Page content transcription data
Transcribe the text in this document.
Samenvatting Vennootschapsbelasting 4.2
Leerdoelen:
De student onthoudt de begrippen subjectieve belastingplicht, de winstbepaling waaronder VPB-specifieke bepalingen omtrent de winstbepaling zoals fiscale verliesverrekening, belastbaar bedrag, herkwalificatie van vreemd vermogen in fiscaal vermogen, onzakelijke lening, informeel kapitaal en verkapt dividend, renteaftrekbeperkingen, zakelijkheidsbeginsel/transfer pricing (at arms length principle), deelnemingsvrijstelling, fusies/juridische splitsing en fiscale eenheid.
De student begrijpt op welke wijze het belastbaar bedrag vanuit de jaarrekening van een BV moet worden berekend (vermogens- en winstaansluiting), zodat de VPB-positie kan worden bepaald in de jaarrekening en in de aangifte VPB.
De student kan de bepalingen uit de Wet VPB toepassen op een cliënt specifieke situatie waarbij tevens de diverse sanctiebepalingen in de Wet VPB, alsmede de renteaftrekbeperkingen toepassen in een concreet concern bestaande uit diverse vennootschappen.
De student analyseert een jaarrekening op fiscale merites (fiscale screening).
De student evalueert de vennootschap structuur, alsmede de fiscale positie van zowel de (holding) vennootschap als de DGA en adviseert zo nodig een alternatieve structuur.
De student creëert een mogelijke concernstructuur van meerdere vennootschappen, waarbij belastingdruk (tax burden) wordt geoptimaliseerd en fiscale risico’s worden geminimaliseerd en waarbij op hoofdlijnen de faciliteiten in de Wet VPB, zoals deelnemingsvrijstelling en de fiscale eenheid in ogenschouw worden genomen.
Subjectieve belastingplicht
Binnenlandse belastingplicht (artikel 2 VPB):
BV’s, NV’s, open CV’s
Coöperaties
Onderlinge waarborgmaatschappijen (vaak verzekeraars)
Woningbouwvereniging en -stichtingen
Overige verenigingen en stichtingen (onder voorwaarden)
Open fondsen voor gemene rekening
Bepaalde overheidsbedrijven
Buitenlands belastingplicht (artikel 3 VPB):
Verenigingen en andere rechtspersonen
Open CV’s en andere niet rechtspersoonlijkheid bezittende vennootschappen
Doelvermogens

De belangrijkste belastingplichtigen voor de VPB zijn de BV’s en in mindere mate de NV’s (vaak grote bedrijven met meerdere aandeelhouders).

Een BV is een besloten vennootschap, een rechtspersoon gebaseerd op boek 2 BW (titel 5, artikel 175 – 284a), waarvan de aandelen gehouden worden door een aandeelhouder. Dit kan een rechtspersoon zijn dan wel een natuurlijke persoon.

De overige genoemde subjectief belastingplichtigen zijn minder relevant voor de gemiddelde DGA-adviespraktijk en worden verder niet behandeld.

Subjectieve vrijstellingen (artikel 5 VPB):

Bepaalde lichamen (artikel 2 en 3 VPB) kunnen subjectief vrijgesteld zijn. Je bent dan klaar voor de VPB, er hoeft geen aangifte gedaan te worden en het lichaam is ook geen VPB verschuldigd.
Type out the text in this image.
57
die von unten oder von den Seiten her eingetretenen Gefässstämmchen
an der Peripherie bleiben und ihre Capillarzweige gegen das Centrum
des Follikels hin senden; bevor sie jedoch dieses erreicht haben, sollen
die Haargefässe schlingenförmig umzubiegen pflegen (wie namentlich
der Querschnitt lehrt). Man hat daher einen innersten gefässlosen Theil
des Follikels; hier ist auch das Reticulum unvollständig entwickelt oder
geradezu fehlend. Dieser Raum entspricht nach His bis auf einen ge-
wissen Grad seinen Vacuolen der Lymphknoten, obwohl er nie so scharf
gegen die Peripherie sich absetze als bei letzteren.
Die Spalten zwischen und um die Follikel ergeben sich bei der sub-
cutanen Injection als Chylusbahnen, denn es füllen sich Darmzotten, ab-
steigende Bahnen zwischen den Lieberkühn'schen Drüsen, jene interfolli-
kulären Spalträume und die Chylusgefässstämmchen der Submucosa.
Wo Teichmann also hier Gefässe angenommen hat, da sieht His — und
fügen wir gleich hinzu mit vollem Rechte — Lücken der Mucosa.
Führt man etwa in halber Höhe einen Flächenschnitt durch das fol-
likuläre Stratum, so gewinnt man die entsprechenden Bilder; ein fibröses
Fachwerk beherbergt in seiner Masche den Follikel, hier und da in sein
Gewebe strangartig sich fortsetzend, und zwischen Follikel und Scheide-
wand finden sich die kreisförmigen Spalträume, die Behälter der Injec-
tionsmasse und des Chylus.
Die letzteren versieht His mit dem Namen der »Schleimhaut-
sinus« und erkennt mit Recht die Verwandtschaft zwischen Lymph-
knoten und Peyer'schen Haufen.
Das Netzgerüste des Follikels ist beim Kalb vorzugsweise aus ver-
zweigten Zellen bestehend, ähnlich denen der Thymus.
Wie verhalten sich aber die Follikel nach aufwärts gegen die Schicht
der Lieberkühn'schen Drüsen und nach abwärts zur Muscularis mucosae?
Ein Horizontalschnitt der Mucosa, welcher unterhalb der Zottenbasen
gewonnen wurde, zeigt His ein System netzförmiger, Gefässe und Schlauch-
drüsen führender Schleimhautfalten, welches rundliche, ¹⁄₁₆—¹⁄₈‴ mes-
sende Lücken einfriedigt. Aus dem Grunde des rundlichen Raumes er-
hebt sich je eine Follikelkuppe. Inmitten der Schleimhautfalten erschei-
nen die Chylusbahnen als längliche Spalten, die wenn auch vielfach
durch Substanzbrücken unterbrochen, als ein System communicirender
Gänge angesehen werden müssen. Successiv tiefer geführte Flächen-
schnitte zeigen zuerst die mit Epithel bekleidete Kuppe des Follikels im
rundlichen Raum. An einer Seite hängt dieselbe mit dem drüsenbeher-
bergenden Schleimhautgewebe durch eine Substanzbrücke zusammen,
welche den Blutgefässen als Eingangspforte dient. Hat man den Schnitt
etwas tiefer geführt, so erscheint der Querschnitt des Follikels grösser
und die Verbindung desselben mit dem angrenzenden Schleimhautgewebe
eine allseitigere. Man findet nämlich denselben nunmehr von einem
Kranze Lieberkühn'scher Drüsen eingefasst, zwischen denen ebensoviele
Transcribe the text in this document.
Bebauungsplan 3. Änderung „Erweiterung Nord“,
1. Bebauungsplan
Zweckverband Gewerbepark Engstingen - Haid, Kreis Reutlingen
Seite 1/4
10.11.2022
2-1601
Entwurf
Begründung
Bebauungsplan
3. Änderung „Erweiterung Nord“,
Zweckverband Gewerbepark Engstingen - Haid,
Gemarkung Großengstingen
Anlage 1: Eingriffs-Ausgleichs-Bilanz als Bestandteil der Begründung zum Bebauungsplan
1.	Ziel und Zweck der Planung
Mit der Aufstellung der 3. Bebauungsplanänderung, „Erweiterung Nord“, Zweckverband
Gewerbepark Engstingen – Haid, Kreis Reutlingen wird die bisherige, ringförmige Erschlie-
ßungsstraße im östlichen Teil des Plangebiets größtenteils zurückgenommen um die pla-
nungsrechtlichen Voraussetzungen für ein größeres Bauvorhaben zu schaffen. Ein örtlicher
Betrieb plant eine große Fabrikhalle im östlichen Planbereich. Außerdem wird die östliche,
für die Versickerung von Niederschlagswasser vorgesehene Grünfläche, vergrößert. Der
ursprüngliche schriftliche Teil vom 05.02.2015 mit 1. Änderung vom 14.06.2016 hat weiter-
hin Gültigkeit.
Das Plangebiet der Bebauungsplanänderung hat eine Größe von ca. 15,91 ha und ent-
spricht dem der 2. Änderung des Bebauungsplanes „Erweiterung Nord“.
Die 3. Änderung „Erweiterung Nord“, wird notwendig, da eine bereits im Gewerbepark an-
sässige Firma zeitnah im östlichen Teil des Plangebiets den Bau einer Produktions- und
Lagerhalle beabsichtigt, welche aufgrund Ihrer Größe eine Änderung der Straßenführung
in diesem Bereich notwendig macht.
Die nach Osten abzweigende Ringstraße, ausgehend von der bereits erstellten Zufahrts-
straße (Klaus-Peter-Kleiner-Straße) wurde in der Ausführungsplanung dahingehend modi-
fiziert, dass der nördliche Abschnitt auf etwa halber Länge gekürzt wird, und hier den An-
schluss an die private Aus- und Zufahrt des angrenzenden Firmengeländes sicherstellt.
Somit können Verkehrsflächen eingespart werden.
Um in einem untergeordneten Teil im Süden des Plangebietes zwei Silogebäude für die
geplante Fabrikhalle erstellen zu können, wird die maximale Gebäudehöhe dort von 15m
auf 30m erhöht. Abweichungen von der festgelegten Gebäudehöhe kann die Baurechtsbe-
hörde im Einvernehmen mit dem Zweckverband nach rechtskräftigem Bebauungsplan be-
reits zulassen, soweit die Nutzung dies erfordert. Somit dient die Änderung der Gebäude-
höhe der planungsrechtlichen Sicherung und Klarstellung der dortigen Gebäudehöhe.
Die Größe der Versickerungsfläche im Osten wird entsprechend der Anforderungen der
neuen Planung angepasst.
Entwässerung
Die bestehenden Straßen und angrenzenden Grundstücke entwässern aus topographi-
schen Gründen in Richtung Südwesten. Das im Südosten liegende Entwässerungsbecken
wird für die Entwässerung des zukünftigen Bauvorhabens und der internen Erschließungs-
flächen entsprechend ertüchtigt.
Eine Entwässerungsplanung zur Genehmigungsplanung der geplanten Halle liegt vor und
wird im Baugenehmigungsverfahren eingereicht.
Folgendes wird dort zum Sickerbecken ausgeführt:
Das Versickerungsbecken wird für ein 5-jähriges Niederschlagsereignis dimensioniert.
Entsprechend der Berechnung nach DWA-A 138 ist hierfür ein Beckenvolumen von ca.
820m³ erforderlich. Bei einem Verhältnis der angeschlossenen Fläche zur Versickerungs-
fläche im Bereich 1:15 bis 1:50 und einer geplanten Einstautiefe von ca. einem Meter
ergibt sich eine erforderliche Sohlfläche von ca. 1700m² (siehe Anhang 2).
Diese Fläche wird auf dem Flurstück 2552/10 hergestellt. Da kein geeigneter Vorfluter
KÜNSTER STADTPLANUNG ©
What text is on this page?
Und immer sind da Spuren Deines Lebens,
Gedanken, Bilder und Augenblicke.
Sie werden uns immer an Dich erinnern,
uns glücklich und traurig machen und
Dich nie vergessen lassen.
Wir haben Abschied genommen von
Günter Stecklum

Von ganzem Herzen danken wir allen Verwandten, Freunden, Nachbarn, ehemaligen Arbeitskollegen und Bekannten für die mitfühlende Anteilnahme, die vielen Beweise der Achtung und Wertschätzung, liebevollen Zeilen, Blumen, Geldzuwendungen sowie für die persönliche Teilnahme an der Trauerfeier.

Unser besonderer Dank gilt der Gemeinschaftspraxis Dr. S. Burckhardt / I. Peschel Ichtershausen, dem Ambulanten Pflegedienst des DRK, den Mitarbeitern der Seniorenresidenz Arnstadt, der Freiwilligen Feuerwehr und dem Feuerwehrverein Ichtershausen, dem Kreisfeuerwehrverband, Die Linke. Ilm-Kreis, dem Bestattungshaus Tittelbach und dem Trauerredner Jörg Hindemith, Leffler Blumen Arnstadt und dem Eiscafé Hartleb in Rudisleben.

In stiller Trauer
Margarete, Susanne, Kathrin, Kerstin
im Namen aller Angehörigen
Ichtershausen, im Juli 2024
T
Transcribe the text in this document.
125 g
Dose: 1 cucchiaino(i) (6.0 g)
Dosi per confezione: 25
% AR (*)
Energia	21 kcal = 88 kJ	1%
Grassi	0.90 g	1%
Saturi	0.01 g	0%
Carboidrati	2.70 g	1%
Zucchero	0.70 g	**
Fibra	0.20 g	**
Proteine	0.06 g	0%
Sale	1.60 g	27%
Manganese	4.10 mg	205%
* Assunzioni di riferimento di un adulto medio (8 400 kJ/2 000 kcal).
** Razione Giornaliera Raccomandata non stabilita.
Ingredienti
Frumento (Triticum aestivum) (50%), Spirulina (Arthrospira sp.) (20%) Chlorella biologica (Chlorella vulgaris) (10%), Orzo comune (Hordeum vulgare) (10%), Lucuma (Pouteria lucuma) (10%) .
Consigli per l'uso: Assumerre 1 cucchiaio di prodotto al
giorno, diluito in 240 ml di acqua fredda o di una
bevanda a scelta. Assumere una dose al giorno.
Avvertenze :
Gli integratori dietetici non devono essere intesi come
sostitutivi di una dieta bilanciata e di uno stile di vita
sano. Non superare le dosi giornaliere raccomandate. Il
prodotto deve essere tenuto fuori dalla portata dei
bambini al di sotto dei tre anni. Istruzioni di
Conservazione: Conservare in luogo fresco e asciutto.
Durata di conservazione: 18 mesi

**Activity:**
Filter the records above for lines with "Bepaalde".

**Written response:**
Bepaalde overheidsbedrijven
Bepaalde lichamen (artikel 2 en 3 VPB) kunnen subjectief vrijgesteld zijn. Je bent dan klaar voor de VPB, er hoeft geen aangifte gedaan te worden en het lichaam is ook geen VPB verschuldigd.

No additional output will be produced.